**EXERCISE BRIEF:** Rewrite the data below, putting "Figure dimensions" in place of every "Patent image size" and keeping everything else unchanged. Leave the pictures out of your answer.

··· AVAILABLE RECORDS ···

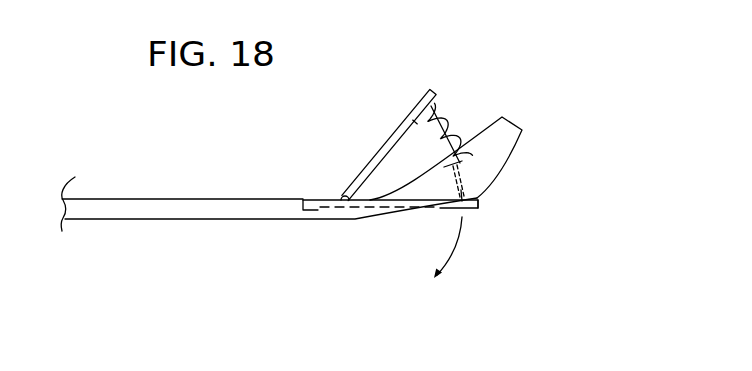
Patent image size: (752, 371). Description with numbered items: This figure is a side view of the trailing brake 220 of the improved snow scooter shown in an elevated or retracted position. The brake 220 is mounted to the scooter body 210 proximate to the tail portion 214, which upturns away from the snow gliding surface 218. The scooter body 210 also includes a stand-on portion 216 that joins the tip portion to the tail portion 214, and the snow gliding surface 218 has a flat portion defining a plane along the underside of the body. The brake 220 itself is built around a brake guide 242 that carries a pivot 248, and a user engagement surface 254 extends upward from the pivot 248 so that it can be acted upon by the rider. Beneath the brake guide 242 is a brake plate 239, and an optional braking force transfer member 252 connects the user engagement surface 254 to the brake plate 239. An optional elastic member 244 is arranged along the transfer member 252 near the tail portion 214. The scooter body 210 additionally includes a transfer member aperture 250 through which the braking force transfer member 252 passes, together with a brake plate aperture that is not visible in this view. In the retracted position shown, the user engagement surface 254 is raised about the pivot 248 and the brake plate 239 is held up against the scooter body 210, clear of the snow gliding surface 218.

The scooter body 210 is at (187, 140).
The tail portion 214 is at (510, 150).
The stand-on portion 216 is at (165, 198).
The snow gliding surface 218 is at (202, 219).
The trailing brake 220 is at (428, 60).
The brake plate 239 is at (478, 213).
The brake guide 242 is at (305, 198).
The elastic member 244 is at (455, 118).
The pivot 248 is at (340, 196).
The transfer member aperture 250 is at (470, 172).
The braking force transfer member 252 is at (474, 199).
The user engagement surface 254 is at (410, 113).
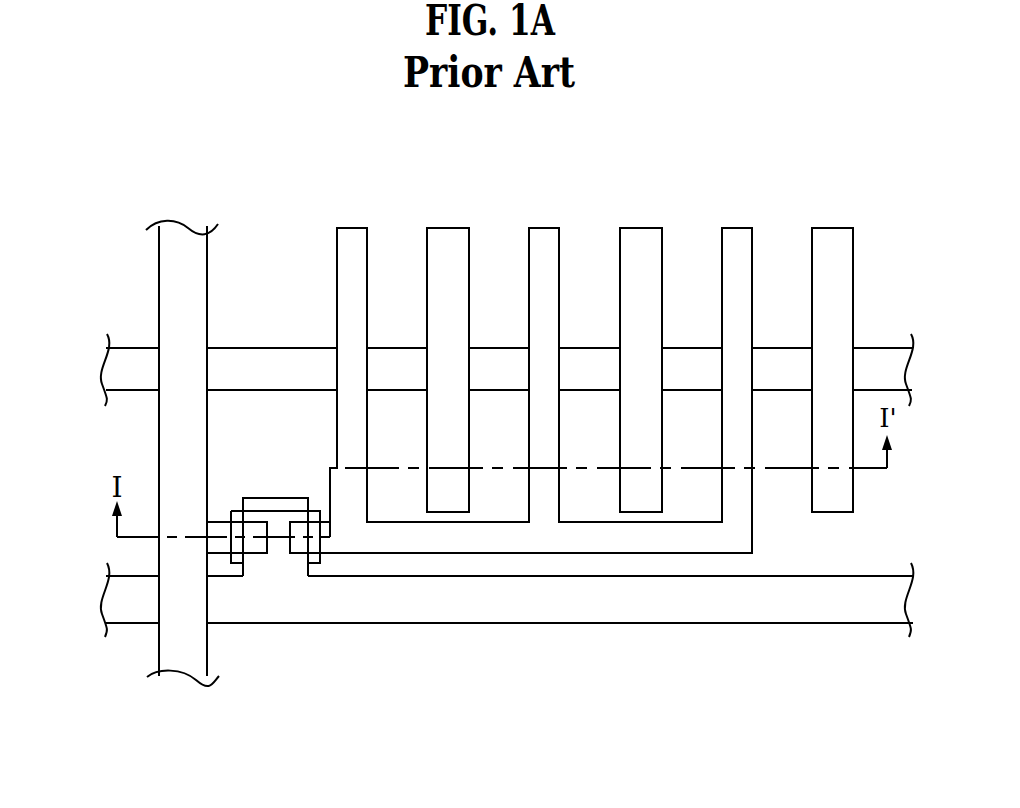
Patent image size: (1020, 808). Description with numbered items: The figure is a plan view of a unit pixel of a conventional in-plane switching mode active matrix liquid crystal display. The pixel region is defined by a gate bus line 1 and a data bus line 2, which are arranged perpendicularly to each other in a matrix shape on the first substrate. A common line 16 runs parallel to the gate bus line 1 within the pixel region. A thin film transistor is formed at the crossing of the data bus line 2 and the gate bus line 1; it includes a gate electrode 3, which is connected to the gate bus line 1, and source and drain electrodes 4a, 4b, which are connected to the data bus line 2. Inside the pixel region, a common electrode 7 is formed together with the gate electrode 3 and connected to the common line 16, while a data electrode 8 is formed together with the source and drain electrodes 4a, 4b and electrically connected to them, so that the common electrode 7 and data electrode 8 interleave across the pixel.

The gate bus line 1 is at (591, 610).
The data bus line 2 is at (166, 285).
The gate electrode 3 is at (278, 573).
The source electrode 4a is at (223, 527).
The drain electrode 4b is at (318, 540).
The common electrode 7 is at (451, 236).
The data electrode 8 is at (542, 236).
The common line 16 is at (876, 357).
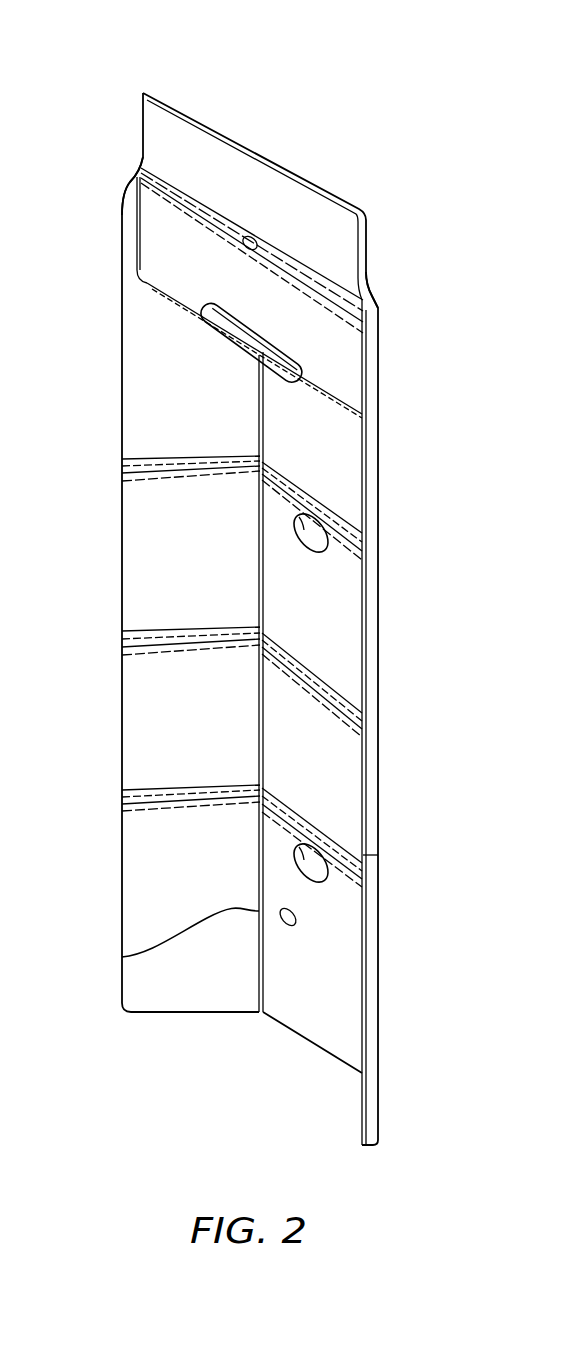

···

**ANSWER TO THE EXERCISE:**
Figure dimensions: (752, 371). Description with numbered items: This figure is a side view of the trailing brake 220 of the improved snow scooter shown in an elevated or retracted position. The brake 220 is mounted to the scooter body 210 proximate to the tail portion 214, which upturns away from the snow gliding surface 218. The scooter body 210 also includes a stand-on portion 216 that joins the tip portion to the tail portion 214, and the snow gliding surface 218 has a flat portion defining a plane along the underside of the body. The brake 220 itself is built around a brake guide 242 that carries a pivot 248, and a user engagement surface 254 extends upward from the pivot 248 so that it can be acted upon by the rider. Beneath the brake guide 242 is a brake plate 239, and an optional braking force transfer member 252 connects the user engagement surface 254 to the brake plate 239. An optional elastic member 244 is arranged along the transfer member 252 near the tail portion 214. The scooter body 210 additionally includes a transfer member aperture 250 through which the braking force transfer member 252 passes, together with a brake plate aperture that is not visible in this view. In the retracted position shown, the user engagement surface 254 is raised about the pivot 248 and the brake plate 239 is held up against the scooter body 210, clear of the snow gliding surface 218.

The scooter body 210 is at (187, 140).
The tail portion 214 is at (510, 150).
The stand-on portion 216 is at (165, 198).
The snow gliding surface 218 is at (202, 219).
The trailing brake 220 is at (428, 60).
The brake plate 239 is at (478, 213).
The brake guide 242 is at (305, 198).
The elastic member 244 is at (455, 118).
The pivot 248 is at (340, 196).
The transfer member aperture 250 is at (470, 172).
The braking force transfer member 252 is at (474, 199).
The user engagement surface 254 is at (410, 113).
Figure dimensions: (1020, 808). Description with numbered items: The figure is a plan view of a unit pixel of a conventional in-plane switching mode active matrix liquid crystal display. The pixel region is defined by a gate bus line 1 and a data bus line 2, which are arranged perpendicularly to each other in a matrix shape on the first substrate. A common line 16 runs parallel to the gate bus line 1 within the pixel region. A thin film transistor is formed at the crossing of the data bus line 2 and the gate bus line 1; it includes a gate electrode 3, which is connected to the gate bus line 1, and source and drain electrodes 4a, 4b, which are connected to the data bus line 2. Inside the pixel region, a common electrode 7 is formed together with the gate electrode 3 and connected to the common line 16, while a data electrode 8 is formed together with the source and drain electrodes 4a, 4b and electrically connected to them, so that the common electrode 7 and data electrode 8 interleave across the pixel.

The gate bus line 1 is at (591, 610).
The data bus line 2 is at (166, 285).
The gate electrode 3 is at (278, 573).
The source electrode 4a is at (223, 527).
The drain electrode 4b is at (318, 540).
The common electrode 7 is at (451, 236).
The data electrode 8 is at (542, 236).
The common line 16 is at (876, 357).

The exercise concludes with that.